▸ **WRITTEN PROBLEM**
Write out the lines of the material verbatim, starting with the line that contains "page-item-5[interactable]: 5: [956, 569, 1024, 599]" and ending with the line that contains "book-title: C 語言入門經典: [428, 738, 596, 768]", both included.

▸ **ENTRIES PROVIDED**
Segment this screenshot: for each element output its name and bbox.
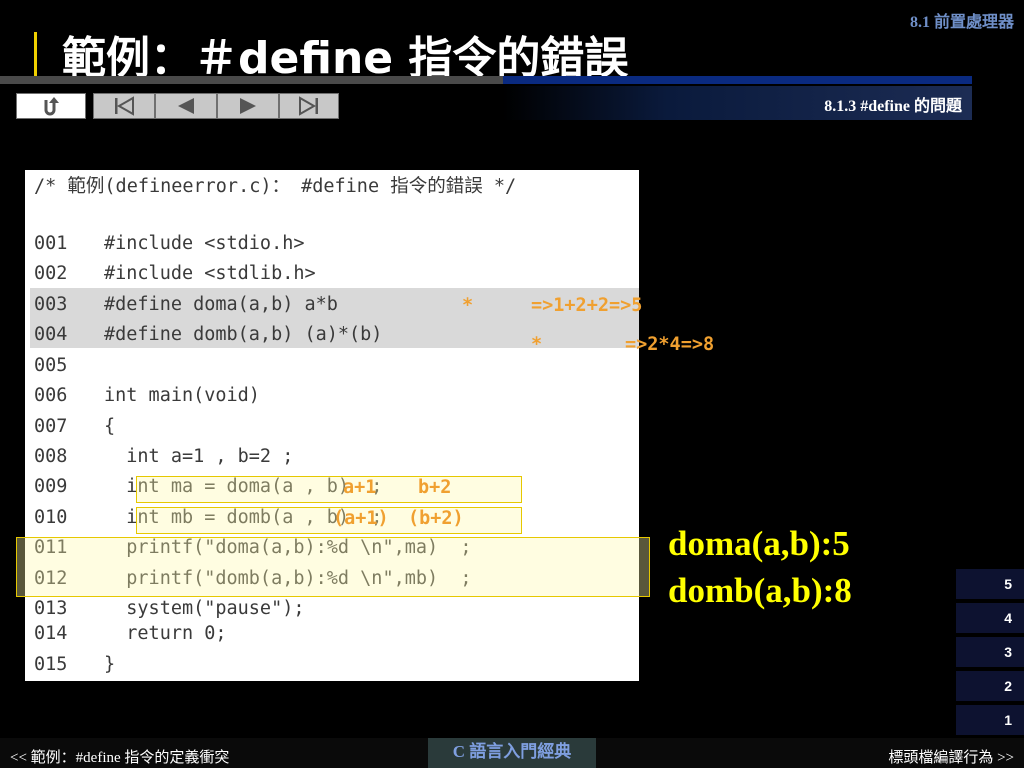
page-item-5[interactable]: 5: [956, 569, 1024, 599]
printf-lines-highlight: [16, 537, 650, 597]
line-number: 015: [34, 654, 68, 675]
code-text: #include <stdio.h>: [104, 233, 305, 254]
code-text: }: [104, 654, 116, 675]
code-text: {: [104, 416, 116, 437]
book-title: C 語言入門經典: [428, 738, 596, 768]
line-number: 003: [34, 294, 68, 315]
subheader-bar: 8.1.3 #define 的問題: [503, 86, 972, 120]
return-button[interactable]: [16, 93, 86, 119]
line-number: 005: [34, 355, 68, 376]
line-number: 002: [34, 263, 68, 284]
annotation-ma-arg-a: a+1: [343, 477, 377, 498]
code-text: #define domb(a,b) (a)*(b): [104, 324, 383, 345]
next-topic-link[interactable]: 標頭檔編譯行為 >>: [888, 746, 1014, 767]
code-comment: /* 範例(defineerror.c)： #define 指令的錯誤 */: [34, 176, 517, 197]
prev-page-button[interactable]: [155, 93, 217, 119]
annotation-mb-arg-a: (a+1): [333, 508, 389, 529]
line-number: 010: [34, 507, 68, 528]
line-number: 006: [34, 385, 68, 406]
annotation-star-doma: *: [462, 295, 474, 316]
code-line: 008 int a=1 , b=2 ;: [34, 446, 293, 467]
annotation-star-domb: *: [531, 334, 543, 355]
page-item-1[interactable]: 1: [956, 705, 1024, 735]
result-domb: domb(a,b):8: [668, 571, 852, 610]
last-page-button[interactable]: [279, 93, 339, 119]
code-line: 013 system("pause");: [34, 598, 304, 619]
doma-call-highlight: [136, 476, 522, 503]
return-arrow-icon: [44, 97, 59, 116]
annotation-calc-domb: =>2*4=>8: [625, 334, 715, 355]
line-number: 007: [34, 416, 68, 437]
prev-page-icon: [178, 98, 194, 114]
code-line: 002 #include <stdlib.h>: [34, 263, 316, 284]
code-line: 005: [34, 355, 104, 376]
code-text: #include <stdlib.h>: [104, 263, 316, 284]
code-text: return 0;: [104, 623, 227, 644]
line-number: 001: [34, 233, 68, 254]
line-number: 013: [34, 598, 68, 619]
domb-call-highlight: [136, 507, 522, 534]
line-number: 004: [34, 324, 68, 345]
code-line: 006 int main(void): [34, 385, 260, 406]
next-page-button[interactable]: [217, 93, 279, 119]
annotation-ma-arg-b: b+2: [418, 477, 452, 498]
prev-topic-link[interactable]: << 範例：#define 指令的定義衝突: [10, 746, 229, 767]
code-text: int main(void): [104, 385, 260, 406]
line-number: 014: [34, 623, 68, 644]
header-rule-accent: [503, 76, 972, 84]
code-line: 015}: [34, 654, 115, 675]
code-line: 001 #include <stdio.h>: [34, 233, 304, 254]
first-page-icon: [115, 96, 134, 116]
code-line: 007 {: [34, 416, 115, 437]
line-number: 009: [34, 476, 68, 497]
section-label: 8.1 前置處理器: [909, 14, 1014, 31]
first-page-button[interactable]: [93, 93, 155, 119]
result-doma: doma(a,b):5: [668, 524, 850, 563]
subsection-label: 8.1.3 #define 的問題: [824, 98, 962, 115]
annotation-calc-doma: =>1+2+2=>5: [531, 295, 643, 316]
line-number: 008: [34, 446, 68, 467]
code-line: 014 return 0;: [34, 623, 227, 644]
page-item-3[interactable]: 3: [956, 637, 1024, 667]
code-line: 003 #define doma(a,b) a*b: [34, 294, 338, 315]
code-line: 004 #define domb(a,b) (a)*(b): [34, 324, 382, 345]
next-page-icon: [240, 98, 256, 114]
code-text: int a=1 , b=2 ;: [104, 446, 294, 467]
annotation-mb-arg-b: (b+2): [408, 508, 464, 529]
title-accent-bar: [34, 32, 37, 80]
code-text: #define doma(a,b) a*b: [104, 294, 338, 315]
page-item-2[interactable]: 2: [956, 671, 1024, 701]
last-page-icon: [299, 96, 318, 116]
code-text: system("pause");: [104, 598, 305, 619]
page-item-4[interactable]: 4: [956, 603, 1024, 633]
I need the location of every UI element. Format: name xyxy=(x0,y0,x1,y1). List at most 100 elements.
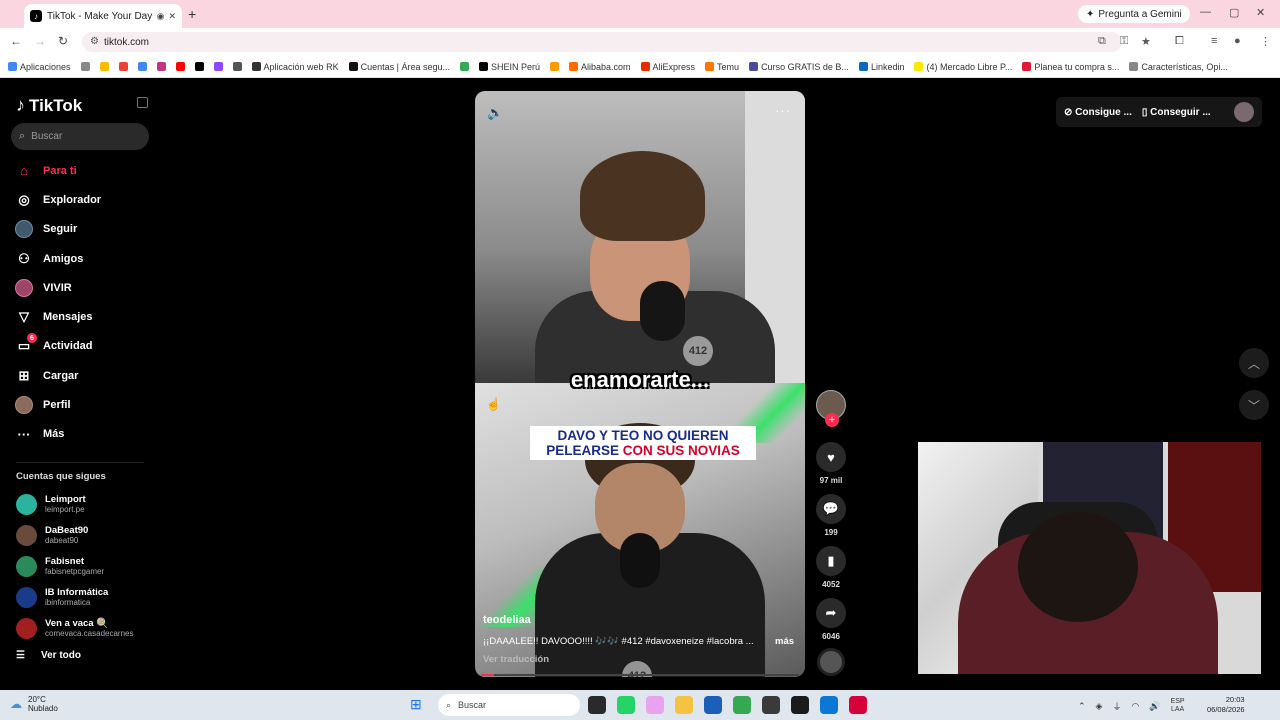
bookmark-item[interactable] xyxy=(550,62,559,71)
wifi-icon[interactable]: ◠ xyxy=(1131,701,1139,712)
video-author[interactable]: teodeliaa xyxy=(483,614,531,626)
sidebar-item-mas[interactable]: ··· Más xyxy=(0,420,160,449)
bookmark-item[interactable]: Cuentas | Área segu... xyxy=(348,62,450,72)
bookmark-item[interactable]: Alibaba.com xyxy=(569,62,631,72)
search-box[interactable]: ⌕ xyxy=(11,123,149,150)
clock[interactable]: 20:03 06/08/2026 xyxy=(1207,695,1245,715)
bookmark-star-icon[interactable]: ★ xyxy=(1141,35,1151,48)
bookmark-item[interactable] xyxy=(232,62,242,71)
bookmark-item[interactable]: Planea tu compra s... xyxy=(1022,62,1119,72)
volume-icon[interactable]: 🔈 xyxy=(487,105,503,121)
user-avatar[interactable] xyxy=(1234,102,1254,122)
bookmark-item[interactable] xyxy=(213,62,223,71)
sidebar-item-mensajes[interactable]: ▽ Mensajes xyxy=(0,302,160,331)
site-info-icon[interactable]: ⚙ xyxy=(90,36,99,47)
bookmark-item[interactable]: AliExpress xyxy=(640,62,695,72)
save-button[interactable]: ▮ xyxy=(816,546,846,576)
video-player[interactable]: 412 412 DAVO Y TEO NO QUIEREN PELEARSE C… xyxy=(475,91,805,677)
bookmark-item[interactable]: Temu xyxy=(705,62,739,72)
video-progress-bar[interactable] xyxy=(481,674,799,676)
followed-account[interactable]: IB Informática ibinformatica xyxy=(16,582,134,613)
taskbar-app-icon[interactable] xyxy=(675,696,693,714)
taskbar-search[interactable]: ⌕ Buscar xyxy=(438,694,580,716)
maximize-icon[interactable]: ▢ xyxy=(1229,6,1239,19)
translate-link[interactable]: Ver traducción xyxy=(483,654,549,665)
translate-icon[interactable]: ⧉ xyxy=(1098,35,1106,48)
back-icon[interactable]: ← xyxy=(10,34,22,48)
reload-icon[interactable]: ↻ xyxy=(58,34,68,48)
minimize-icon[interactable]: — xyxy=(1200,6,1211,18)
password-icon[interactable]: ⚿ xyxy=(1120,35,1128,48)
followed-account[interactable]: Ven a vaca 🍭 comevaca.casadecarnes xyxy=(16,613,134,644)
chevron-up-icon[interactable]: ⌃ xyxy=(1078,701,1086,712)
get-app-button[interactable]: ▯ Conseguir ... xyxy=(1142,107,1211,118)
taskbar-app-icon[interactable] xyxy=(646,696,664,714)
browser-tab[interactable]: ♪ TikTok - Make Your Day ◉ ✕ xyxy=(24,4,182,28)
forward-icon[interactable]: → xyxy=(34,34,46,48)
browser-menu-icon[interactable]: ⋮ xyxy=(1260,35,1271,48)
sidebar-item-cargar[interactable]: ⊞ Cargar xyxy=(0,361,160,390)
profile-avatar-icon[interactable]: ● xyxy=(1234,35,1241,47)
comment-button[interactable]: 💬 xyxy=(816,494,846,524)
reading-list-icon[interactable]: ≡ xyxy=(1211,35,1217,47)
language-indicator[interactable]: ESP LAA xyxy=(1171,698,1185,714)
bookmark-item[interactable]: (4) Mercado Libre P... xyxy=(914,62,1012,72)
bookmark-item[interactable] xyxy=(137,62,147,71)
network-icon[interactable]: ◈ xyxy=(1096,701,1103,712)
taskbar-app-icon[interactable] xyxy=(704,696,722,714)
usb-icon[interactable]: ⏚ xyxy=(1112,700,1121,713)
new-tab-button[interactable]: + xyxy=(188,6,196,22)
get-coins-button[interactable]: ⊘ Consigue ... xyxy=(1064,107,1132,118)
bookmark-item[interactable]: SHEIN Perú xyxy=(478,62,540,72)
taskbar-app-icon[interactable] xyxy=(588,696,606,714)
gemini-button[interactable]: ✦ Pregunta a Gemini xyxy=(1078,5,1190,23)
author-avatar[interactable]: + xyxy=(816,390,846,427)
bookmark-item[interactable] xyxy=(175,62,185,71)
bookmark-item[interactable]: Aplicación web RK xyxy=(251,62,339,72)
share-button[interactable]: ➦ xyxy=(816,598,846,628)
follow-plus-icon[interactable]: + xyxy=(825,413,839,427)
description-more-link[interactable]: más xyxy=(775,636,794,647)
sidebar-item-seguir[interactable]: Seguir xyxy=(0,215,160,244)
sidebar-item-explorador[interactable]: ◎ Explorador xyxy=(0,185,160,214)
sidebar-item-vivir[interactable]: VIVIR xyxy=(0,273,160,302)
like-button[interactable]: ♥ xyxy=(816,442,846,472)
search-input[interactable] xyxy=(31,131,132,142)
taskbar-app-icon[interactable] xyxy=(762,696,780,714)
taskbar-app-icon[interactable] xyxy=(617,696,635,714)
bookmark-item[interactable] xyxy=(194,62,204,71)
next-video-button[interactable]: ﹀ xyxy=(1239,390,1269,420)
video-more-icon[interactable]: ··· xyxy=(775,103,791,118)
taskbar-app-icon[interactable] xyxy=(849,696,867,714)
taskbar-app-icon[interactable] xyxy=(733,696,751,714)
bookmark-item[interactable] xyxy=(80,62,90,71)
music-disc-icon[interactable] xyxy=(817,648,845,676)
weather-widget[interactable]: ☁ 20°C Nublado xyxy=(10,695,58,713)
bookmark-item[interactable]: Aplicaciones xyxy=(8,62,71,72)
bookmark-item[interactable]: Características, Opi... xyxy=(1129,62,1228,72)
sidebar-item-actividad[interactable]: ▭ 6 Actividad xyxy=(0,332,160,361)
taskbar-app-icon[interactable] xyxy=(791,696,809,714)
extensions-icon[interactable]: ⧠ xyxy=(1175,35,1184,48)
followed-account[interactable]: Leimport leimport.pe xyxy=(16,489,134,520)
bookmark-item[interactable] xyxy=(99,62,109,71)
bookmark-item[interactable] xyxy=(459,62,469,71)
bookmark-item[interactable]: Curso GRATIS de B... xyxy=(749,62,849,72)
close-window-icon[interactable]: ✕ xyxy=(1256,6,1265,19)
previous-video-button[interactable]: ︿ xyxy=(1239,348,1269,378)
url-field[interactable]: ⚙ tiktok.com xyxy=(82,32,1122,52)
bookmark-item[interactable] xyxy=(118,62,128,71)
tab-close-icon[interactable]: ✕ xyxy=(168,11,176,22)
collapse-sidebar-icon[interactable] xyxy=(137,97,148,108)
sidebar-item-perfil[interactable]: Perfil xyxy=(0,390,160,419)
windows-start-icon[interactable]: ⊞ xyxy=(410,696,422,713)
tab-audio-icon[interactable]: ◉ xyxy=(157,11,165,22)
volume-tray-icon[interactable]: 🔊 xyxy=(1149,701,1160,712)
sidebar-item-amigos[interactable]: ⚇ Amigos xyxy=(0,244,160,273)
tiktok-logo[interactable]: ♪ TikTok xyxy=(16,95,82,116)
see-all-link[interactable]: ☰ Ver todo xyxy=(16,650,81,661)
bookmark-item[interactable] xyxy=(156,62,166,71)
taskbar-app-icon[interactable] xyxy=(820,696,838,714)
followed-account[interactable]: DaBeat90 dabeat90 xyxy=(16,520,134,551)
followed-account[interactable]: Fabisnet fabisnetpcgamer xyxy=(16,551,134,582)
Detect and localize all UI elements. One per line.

▸ **REPLY**
page-item-5[interactable]: 5: [956, 569, 1024, 599]
printf-lines-highlight: [16, 537, 650, 597]
line-number: 015: [34, 654, 68, 675]
code-text: #include <stdio.h>: [104, 233, 305, 254]
code-text: }: [104, 654, 116, 675]
code-text: {: [104, 416, 116, 437]
book-title: C 語言入門經典: [428, 738, 596, 768]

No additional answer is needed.